[Work instructions]: Report every line of the records beneath this task that holds the string "Piceatannol".

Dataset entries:
********************
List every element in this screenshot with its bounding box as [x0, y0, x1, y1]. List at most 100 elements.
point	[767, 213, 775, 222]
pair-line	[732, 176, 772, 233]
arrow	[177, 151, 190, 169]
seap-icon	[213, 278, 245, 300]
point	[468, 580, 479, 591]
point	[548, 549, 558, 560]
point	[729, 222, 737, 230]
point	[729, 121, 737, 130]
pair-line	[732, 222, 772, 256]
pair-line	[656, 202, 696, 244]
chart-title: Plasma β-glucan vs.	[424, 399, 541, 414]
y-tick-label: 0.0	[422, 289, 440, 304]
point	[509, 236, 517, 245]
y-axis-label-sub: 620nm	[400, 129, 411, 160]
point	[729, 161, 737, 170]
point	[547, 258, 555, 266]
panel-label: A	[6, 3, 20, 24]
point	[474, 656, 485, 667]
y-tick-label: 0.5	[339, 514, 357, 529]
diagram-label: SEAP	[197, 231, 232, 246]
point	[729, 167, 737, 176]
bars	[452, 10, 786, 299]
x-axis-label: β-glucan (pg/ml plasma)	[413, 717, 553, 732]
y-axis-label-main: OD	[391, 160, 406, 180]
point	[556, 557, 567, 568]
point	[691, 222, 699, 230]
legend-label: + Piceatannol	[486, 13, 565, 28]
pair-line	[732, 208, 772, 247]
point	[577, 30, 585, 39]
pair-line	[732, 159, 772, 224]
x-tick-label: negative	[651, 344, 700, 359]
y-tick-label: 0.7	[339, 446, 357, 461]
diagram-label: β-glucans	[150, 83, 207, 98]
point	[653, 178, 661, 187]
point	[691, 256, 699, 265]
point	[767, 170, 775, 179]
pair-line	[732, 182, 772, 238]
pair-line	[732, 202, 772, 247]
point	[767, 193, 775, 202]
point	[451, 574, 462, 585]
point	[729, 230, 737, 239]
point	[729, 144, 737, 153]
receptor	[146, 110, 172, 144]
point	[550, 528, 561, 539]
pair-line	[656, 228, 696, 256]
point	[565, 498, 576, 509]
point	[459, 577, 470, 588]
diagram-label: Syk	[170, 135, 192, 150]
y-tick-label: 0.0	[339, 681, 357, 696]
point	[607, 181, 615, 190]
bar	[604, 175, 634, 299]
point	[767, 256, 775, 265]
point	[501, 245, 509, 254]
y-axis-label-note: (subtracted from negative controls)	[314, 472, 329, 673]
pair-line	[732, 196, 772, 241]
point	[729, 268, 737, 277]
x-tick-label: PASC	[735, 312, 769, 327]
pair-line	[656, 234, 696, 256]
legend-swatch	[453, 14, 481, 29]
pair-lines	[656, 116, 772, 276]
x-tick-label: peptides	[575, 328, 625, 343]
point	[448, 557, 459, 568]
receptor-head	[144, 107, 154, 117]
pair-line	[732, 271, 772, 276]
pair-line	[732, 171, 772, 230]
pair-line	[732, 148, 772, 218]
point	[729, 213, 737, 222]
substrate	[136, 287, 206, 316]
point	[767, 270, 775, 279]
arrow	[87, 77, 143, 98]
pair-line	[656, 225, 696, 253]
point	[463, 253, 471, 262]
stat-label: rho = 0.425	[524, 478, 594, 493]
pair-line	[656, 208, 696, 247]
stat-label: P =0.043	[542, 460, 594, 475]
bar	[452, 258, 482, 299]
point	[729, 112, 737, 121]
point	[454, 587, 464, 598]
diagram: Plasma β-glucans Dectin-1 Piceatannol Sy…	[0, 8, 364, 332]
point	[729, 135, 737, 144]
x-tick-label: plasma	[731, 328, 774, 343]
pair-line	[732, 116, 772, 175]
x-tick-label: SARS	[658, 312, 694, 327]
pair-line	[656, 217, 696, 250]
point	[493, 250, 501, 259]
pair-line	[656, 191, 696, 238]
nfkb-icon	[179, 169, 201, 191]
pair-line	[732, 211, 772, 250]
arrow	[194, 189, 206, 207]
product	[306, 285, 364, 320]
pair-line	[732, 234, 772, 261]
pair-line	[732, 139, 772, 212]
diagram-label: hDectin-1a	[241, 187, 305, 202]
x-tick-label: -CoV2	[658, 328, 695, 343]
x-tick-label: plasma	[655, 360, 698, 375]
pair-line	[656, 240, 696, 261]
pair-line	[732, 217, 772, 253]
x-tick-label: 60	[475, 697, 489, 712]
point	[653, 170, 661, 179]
********************
[Result for this task]:
legend-label: + Piceatannol	[486, 13, 565, 28]
diagram: Plasma β-glucans Dectin-1 Piceatannol Sy…	[0, 8, 364, 332]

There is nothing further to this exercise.